Written request: Leave out the pictures and repeat everything else in the records exactly.

··· Dataset content

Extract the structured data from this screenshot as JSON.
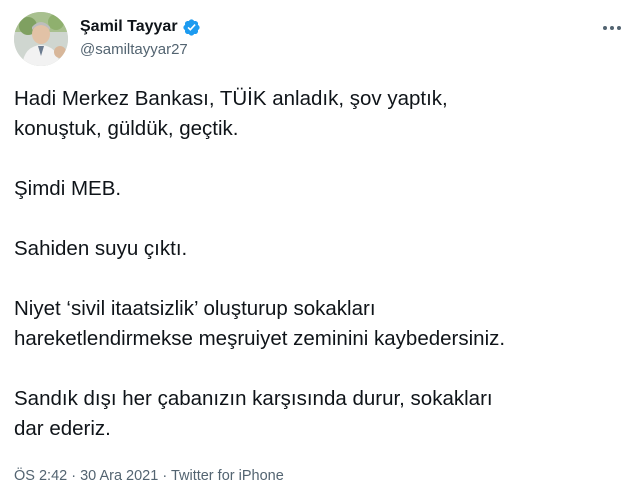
{
  "author": {
    "display_name": "Şamil Tayyar",
    "handle": "@samiltayyar27",
    "verified": true
  },
  "tweet": {
    "paragraphs": [
      "Hadi Merkez Bankası, TÜİK anladık, şov yaptık,\nkonuştuk, güldük, geçtik.",
      "Şimdi MEB.",
      "Sahiden suyu çıktı.",
      "Niyet ‘sivil itaatsizlik’ oluşturup sokakları\nhareketlendirmekse meşruiyet zeminini kaybedersiniz.",
      "Sandık dışı her çabanızın karşısında durur, sokakları\ndar ederiz."
    ],
    "meta": {
      "time": "ÖS 2:42",
      "date": "30 Ara 2021",
      "source": "Twitter for iPhone",
      "separator": " · "
    }
  },
  "icons": {
    "verified": "verified-badge-icon",
    "more": "more-options-icon"
  },
  "colors": {
    "text_primary": "#0f1419",
    "text_secondary": "#536471",
    "verified_blue": "#1d9bf0"
  }
}
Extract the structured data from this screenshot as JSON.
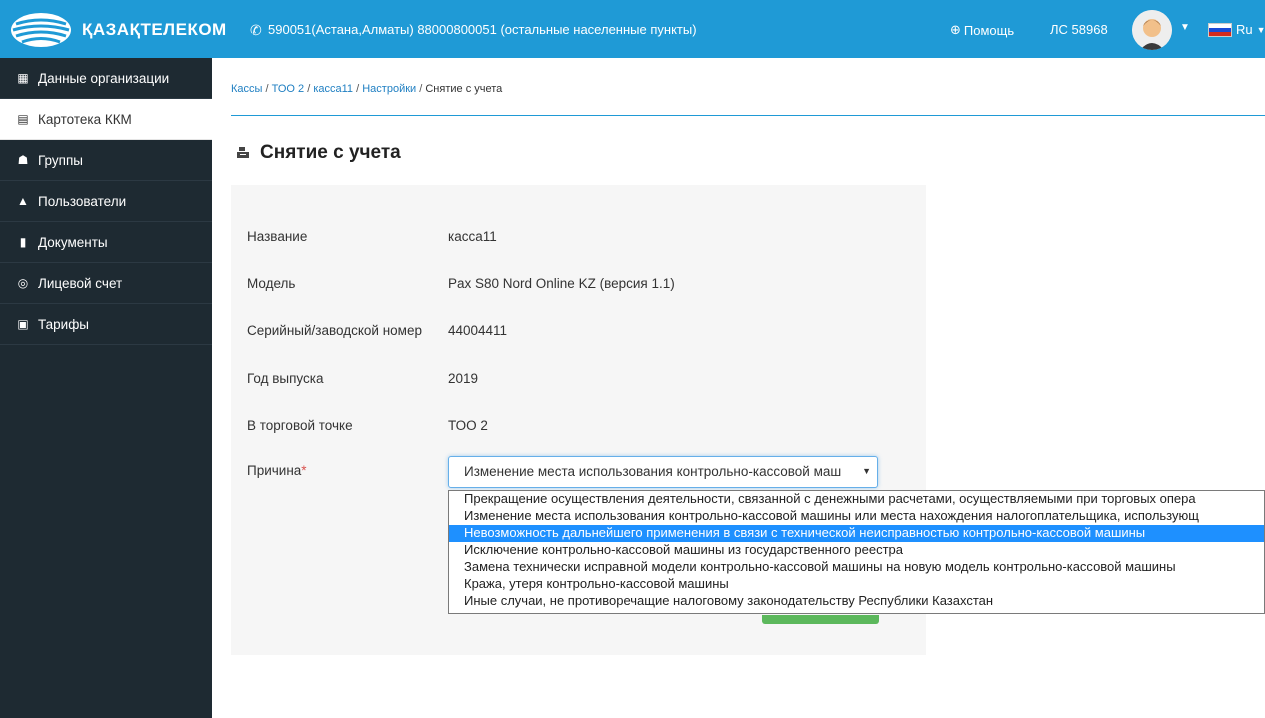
{
  "header": {
    "brand": "ҚАЗАҚТЕЛЕКОМ",
    "phone": "590051(Астана,Алматы) 88000800051 (остальные населенные пункты)",
    "help_label": "Помощь",
    "account": "ЛС 58968",
    "language": "Ru",
    "colors": {
      "bar": "#1f9ad6"
    }
  },
  "sidebar": {
    "items": [
      {
        "label": "Данные организации",
        "icon": "building-icon"
      },
      {
        "label": "Картотека ККМ",
        "icon": "calculator-icon",
        "active": true
      },
      {
        "label": "Группы",
        "icon": "group-icon"
      },
      {
        "label": "Пользователи",
        "icon": "user-icon"
      },
      {
        "label": "Документы",
        "icon": "document-icon"
      },
      {
        "label": "Лицевой счет",
        "icon": "coins-icon"
      },
      {
        "label": "Тарифы",
        "icon": "tariff-icon"
      }
    ]
  },
  "breadcrumb": {
    "items": [
      "Кассы",
      "ТОО 2",
      "касса11",
      "Настройки"
    ],
    "current": "Снятие с учета",
    "separator": "/"
  },
  "page": {
    "title": "Снятие с учета"
  },
  "form": {
    "fields": [
      {
        "label": "Название",
        "value": "касса11"
      },
      {
        "label": "Модель",
        "value": "Pax S80 Nord Online KZ (версия 1.1)"
      },
      {
        "label": "Серийный/заводской номер",
        "value": "44004411"
      },
      {
        "label": "Год выпуска",
        "value": "2019"
      },
      {
        "label": "В торговой точке",
        "value": "ТОО 2"
      }
    ],
    "reason": {
      "label": "Причина",
      "required_mark": "*",
      "selected": "Изменение места использования контрольно-кассовой маш",
      "options": [
        "Прекращение осуществления деятельности, связанной с денежными расчетами, осуществляемыми при торговых опера",
        "Изменение места использования контрольно-кассовой машины или места нахождения налогоплательщика, использующ",
        "Невозможность дальнейшего применения в связи с технической неисправностью контрольно-кассовой машины",
        "Исключение контрольно-кассовой машины из государственного реестра",
        "Замена технически исправной модели контрольно-кассовой машины на новую модель контрольно-кассовой машины",
        "Кража, утеря контрольно-кассовой машины",
        "Иные случаи, не противоречащие налоговому законодательству Республики Казахстан"
      ],
      "highlighted_index": 2
    }
  }
}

······

Answer to the task:
Extract the structured data from this screenshot as JSON.
{
  "author": {
    "display_name": "Şamil Tayyar",
    "handle": "@samiltayyar27",
    "verified": true
  },
  "tweet": {
    "paragraphs": [
      "Hadi Merkez Bankası, TÜİK anladık, şov yaptık,\nkonuştuk, güldük, geçtik.",
      "Şimdi MEB.",
      "Sahiden suyu çıktı.",
      "Niyet ‘sivil itaatsizlik’ oluşturup sokakları\nhareketlendirmekse meşruiyet zeminini kaybedersiniz.",
      "Sandık dışı her çabanızın karşısında durur, sokakları\ndar ederiz."
    ],
    "meta": {
      "time": "ÖS 2:42",
      "date": "30 Ara 2021",
      "source": "Twitter for iPhone",
      "separator": " · "
    }
  },
  "icons": {
    "verified": "verified-badge-icon",
    "more": "more-options-icon"
  },
  "colors": {
    "text_primary": "#0f1419",
    "text_secondary": "#536471",
    "verified_blue": "#1d9bf0"
  }
}
Extract the structured data from this screenshot as JSON.
{
  "header": {
    "brand": "ҚАЗАҚТЕЛЕКОМ",
    "phone": "590051(Астана,Алматы) 88000800051 (остальные населенные пункты)",
    "help_label": "Помощь",
    "account": "ЛС 58968",
    "language": "Ru",
    "colors": {
      "bar": "#1f9ad6"
    }
  },
  "sidebar": {
    "items": [
      {
        "label": "Данные организации",
        "icon": "building-icon"
      },
      {
        "label": "Картотека ККМ",
        "icon": "calculator-icon",
        "active": true
      },
      {
        "label": "Группы",
        "icon": "group-icon"
      },
      {
        "label": "Пользователи",
        "icon": "user-icon"
      },
      {
        "label": "Документы",
        "icon": "document-icon"
      },
      {
        "label": "Лицевой счет",
        "icon": "coins-icon"
      },
      {
        "label": "Тарифы",
        "icon": "tariff-icon"
      }
    ]
  },
  "breadcrumb": {
    "items": [
      "Кассы",
      "ТОО 2",
      "касса11",
      "Настройки"
    ],
    "current": "Снятие с учета",
    "separator": "/"
  },
  "page": {
    "title": "Снятие с учета"
  },
  "form": {
    "fields": [
      {
        "label": "Название",
        "value": "касса11"
      },
      {
        "label": "Модель",
        "value": "Pax S80 Nord Online KZ (версия 1.1)"
      },
      {
        "label": "Серийный/заводской номер",
        "value": "44004411"
      },
      {
        "label": "Год выпуска",
        "value": "2019"
      },
      {
        "label": "В торговой точке",
        "value": "ТОО 2"
      }
    ],
    "reason": {
      "label": "Причина",
      "required_mark": "*",
      "selected": "Изменение места использования контрольно-кассовой маш",
      "options": [
        "Прекращение осуществления деятельности, связанной с денежными расчетами, осуществляемыми при торговых опера",
        "Изменение места использования контрольно-кассовой машины или места нахождения налогоплательщика, использующ",
        "Невозможность дальнейшего применения в связи с технической неисправностью контрольно-кассовой машины",
        "Исключение контрольно-кассовой машины из государственного реестра",
        "Замена технически исправной модели контрольно-кассовой машины на новую модель контрольно-кассовой машины",
        "Кража, утеря контрольно-кассовой машины",
        "Иные случаи, не противоречащие налоговому законодательству Республики Казахстан"
      ],
      "highlighted_index": 2
    }
  }
}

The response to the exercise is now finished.